[START OF Dataset excerpts]
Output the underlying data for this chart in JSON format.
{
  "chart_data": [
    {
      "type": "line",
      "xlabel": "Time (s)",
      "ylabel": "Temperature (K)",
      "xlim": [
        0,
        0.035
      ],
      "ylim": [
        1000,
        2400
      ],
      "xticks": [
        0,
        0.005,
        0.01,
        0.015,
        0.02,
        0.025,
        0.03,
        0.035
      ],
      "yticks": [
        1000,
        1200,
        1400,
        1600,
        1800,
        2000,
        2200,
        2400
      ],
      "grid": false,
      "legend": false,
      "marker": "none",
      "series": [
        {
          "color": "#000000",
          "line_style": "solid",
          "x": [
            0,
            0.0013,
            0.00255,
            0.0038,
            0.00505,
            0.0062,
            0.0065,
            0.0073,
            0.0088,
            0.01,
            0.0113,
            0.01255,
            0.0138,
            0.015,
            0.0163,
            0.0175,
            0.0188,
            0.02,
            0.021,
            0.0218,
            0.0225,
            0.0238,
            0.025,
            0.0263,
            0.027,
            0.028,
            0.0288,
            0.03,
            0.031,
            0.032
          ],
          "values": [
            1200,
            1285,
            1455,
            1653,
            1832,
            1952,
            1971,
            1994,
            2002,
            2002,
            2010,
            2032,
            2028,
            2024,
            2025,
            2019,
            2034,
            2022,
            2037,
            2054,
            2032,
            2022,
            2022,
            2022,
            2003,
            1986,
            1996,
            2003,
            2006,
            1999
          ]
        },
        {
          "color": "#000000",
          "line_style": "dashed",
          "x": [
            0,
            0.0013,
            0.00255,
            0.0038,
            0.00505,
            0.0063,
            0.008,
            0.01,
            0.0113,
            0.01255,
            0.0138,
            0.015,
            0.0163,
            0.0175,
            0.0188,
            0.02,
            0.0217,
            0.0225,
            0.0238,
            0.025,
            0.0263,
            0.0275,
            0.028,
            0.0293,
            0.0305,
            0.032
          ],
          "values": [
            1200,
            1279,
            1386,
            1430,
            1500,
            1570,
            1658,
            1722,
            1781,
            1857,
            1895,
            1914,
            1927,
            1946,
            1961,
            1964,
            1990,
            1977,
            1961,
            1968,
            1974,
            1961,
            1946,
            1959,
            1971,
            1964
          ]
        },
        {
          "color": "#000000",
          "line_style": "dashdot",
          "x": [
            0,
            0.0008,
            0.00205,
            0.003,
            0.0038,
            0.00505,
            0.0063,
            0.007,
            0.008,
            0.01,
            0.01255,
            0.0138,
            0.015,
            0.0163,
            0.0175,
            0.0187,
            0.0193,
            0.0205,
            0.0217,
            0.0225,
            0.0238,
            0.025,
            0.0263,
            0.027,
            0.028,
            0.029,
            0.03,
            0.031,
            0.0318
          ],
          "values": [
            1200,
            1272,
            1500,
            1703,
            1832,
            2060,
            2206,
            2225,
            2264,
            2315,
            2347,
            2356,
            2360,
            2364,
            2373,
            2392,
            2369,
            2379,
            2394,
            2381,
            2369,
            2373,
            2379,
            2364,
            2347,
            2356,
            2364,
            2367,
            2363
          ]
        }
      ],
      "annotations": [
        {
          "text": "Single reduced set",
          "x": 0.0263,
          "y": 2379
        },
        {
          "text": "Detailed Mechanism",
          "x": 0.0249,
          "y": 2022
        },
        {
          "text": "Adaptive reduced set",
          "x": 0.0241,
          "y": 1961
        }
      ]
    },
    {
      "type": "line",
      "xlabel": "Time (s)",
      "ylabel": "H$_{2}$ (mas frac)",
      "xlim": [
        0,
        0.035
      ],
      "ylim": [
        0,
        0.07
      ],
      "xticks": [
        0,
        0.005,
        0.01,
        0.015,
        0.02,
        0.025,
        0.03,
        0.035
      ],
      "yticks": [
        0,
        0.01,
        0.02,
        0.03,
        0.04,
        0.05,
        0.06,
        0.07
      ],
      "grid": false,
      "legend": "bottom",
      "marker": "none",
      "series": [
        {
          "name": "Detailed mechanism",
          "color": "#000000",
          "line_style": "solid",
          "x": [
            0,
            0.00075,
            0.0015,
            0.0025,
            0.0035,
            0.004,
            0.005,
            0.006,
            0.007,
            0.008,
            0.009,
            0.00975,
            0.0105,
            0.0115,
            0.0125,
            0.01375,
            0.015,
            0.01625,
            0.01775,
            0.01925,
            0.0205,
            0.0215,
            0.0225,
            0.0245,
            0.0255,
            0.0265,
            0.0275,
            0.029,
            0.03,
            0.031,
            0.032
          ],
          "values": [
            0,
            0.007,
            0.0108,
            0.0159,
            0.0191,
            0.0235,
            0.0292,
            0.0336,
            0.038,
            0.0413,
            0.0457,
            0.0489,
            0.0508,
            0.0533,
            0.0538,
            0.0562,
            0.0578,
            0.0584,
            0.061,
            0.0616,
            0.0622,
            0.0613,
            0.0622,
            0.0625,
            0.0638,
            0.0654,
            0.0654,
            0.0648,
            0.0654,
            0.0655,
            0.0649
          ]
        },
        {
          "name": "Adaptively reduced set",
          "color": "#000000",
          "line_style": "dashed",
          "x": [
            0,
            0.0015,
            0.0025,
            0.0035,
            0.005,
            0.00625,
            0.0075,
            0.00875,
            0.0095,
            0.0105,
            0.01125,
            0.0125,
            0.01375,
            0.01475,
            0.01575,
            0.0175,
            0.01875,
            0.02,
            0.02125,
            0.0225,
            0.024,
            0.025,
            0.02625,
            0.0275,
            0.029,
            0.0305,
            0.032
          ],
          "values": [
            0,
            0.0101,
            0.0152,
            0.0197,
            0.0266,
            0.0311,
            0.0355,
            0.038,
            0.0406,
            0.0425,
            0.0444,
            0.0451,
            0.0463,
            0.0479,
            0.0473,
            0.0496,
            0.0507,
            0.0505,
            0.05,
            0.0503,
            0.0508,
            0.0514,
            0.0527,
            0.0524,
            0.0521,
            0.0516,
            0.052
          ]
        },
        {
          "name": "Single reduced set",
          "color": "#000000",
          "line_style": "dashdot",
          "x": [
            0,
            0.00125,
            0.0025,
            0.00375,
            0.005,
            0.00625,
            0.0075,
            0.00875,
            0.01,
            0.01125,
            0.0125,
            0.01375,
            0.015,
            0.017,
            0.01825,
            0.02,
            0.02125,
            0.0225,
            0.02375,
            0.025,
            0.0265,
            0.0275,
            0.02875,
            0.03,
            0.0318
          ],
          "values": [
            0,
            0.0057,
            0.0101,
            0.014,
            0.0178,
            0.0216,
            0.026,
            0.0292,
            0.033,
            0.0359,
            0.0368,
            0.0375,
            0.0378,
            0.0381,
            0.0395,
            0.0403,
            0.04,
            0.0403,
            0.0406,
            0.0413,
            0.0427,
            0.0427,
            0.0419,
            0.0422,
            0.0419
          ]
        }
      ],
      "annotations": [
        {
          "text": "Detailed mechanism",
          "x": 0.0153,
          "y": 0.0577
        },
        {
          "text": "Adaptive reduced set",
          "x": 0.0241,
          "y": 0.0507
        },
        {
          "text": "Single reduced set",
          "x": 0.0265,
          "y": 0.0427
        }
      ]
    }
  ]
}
[END OF Dataset excerpts]
To do — Above are some records. Print them all exactly.

Result of the exercise —
Output the underlying data for this chart in JSON format.
{
  "chart_data": [
    {
      "type": "line",
      "xlabel": "Time (s)",
      "ylabel": "Temperature (K)",
      "xlim": [
        0,
        0.035
      ],
      "ylim": [
        1000,
        2400
      ],
      "xticks": [
        0,
        0.005,
        0.01,
        0.015,
        0.02,
        0.025,
        0.03,
        0.035
      ],
      "yticks": [
        1000,
        1200,
        1400,
        1600,
        1800,
        2000,
        2200,
        2400
      ],
      "grid": false,
      "legend": false,
      "marker": "none",
      "series": [
        {
          "color": "#000000",
          "line_style": "solid",
          "x": [
            0,
            0.0013,
            0.00255,
            0.0038,
            0.00505,
            0.0062,
            0.0065,
            0.0073,
            0.0088,
            0.01,
            0.0113,
            0.01255,
            0.0138,
            0.015,
            0.0163,
            0.0175,
            0.0188,
            0.02,
            0.021,
            0.0218,
            0.0225,
            0.0238,
            0.025,
            0.0263,
            0.027,
            0.028,
            0.0288,
            0.03,
            0.031,
            0.032
          ],
          "values": [
            1200,
            1285,
            1455,
            1653,
            1832,
            1952,
            1971,
            1994,
            2002,
            2002,
            2010,
            2032,
            2028,
            2024,
            2025,
            2019,
            2034,
            2022,
            2037,
            2054,
            2032,
            2022,
            2022,
            2022,
            2003,
            1986,
            1996,
            2003,
            2006,
            1999
          ]
        },
        {
          "color": "#000000",
          "line_style": "dashed",
          "x": [
            0,
            0.0013,
            0.00255,
            0.0038,
            0.00505,
            0.0063,
            0.008,
            0.01,
            0.0113,
            0.01255,
            0.0138,
            0.015,
            0.0163,
            0.0175,
            0.0188,
            0.02,
            0.0217,
            0.0225,
            0.0238,
            0.025,
            0.0263,
            0.0275,
            0.028,
            0.0293,
            0.0305,
            0.032
          ],
          "values": [
            1200,
            1279,
            1386,
            1430,
            1500,
            1570,
            1658,
            1722,
            1781,
            1857,
            1895,
            1914,
            1927,
            1946,
            1961,
            1964,
            1990,
            1977,
            1961,
            1968,
            1974,
            1961,
            1946,
            1959,
            1971,
            1964
          ]
        },
        {
          "color": "#000000",
          "line_style": "dashdot",
          "x": [
            0,
            0.0008,
            0.00205,
            0.003,
            0.0038,
            0.00505,
            0.0063,
            0.007,
            0.008,
            0.01,
            0.01255,
            0.0138,
            0.015,
            0.0163,
            0.0175,
            0.0187,
            0.0193,
            0.0205,
            0.0217,
            0.0225,
            0.0238,
            0.025,
            0.0263,
            0.027,
            0.028,
            0.029,
            0.03,
            0.031,
            0.0318
          ],
          "values": [
            1200,
            1272,
            1500,
            1703,
            1832,
            2060,
            2206,
            2225,
            2264,
            2315,
            2347,
            2356,
            2360,
            2364,
            2373,
            2392,
            2369,
            2379,
            2394,
            2381,
            2369,
            2373,
            2379,
            2364,
            2347,
            2356,
            2364,
            2367,
            2363
          ]
        }
      ],
      "annotations": [
        {
          "text": "Single reduced set",
          "x": 0.0263,
          "y": 2379
        },
        {
          "text": "Detailed Mechanism",
          "x": 0.0249,
          "y": 2022
        },
        {
          "text": "Adaptive reduced set",
          "x": 0.0241,
          "y": 1961
        }
      ]
    },
    {
      "type": "line",
      "xlabel": "Time (s)",
      "ylabel": "H$_{2}$ (mas frac)",
      "xlim": [
        0,
        0.035
      ],
      "ylim": [
        0,
        0.07
      ],
      "xticks": [
        0,
        0.005,
        0.01,
        0.015,
        0.02,
        0.025,
        0.03,
        0.035
      ],
      "yticks": [
        0,
        0.01,
        0.02,
        0.03,
        0.04,
        0.05,
        0.06,
        0.07
      ],
      "grid": false,
      "legend": "bottom",
      "marker": "none",
      "series": [
        {
          "name": "Detailed mechanism",
          "color": "#000000",
          "line_style": "solid",
          "x": [
            0,
            0.00075,
            0.0015,
            0.0025,
            0.0035,
            0.004,
            0.005,
            0.006,
            0.007,
            0.008,
            0.009,
            0.00975,
            0.0105,
            0.0115,
            0.0125,
            0.01375,
            0.015,
            0.01625,
            0.01775,
            0.01925,
            0.0205,
            0.0215,
            0.0225,
            0.0245,
            0.0255,
            0.0265,
            0.0275,
            0.029,
            0.03,
            0.031,
            0.032
          ],
          "values": [
            0,
            0.007,
            0.0108,
            0.0159,
            0.0191,
            0.0235,
            0.0292,
            0.0336,
            0.038,
            0.0413,
            0.0457,
            0.0489,
            0.0508,
            0.0533,
            0.0538,
            0.0562,
            0.0578,
            0.0584,
            0.061,
            0.0616,
            0.0622,
            0.0613,
            0.0622,
            0.0625,
            0.0638,
            0.0654,
            0.0654,
            0.0648,
            0.0654,
            0.0655,
            0.0649
          ]
        },
        {
          "name": "Adaptively reduced set",
          "color": "#000000",
          "line_style": "dashed",
          "x": [
            0,
            0.0015,
            0.0025,
            0.0035,
            0.005,
            0.00625,
            0.0075,
            0.00875,
            0.0095,
            0.0105,
            0.01125,
            0.0125,
            0.01375,
            0.01475,
            0.01575,
            0.0175,
            0.01875,
            0.02,
            0.02125,
            0.0225,
            0.024,
            0.025,
            0.02625,
            0.0275,
            0.029,
            0.0305,
            0.032
          ],
          "values": [
            0,
            0.0101,
            0.0152,
            0.0197,
            0.0266,
            0.0311,
            0.0355,
            0.038,
            0.0406,
            0.0425,
            0.0444,
            0.0451,
            0.0463,
            0.0479,
            0.0473,
            0.0496,
            0.0507,
            0.0505,
            0.05,
            0.0503,
            0.0508,
            0.0514,
            0.0527,
            0.0524,
            0.0521,
            0.0516,
            0.052
          ]
        },
        {
          "name": "Single reduced set",
          "color": "#000000",
          "line_style": "dashdot",
          "x": [
            0,
            0.00125,
            0.0025,
            0.00375,
            0.005,
            0.00625,
            0.0075,
            0.00875,
            0.01,
            0.01125,
            0.0125,
            0.01375,
            0.015,
            0.017,
            0.01825,
            0.02,
            0.02125,
            0.0225,
            0.02375,
            0.025,
            0.0265,
            0.0275,
            0.02875,
            0.03,
            0.0318
          ],
          "values": [
            0,
            0.0057,
            0.0101,
            0.014,
            0.0178,
            0.0216,
            0.026,
            0.0292,
            0.033,
            0.0359,
            0.0368,
            0.0375,
            0.0378,
            0.0381,
            0.0395,
            0.0403,
            0.04,
            0.0403,
            0.0406,
            0.0413,
            0.0427,
            0.0427,
            0.0419,
            0.0422,
            0.0419
          ]
        }
      ],
      "annotations": [
        {
          "text": "Detailed mechanism",
          "x": 0.0153,
          "y": 0.0577
        },
        {
          "text": "Adaptive reduced set",
          "x": 0.0241,
          "y": 0.0507
        },
        {
          "text": "Single reduced set",
          "x": 0.0265,
          "y": 0.0427
        }
      ]
    }
  ]
}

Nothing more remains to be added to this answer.